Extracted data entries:
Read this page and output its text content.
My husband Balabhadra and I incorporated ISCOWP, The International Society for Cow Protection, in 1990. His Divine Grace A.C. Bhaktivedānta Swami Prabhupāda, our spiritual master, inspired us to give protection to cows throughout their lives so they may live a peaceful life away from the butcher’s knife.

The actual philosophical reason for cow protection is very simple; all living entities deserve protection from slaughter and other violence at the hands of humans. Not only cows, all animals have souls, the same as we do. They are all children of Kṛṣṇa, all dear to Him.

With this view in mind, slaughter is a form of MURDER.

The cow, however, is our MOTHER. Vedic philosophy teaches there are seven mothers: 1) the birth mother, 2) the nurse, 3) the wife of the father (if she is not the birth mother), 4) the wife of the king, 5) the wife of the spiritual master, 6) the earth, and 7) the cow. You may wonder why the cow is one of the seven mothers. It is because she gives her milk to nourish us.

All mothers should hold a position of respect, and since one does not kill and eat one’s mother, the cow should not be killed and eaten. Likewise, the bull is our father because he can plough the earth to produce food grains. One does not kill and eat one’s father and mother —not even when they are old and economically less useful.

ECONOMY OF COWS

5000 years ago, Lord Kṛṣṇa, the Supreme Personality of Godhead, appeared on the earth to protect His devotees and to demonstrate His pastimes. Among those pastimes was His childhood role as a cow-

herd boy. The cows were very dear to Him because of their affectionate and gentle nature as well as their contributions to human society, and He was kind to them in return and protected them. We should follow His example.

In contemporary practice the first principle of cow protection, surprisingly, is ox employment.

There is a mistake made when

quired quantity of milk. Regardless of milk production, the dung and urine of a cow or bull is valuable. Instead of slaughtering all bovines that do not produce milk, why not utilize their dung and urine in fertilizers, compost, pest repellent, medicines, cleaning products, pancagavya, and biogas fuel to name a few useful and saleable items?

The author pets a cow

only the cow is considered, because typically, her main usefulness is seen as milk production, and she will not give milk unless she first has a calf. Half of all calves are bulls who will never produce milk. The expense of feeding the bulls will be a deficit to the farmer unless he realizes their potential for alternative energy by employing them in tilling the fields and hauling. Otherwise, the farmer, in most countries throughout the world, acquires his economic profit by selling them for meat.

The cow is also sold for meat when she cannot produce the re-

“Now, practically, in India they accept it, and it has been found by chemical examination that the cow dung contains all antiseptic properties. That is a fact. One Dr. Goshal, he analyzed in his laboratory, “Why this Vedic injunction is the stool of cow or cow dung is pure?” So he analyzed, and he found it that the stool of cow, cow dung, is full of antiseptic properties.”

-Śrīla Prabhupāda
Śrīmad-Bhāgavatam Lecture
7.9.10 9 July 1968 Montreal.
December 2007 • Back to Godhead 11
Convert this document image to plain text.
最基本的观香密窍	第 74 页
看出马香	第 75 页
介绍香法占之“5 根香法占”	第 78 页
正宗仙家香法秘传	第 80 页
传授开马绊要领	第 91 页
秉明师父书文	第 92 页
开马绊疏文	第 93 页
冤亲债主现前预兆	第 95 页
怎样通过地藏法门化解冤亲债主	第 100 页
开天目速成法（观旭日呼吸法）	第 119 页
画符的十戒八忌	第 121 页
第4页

» TASK INSTRUCTIONS
Among the lines of the material, find those that hold the word "dear" and copy them.

» RESPONSE TO THIS TASK
The actual philosophical reason for cow protection is very simple; all living entities deserve protection from slaughter and other violence at the hands of humans. Not only cows, all animals have souls, the same as we do. They are all children of Kṛṣṇa, all dear to Him.
herd boy. The cows were very dear to Him because of their affectionate and gentle nature as well as their contributions to human society, and He was kind to them in return and protected them. We should follow His example.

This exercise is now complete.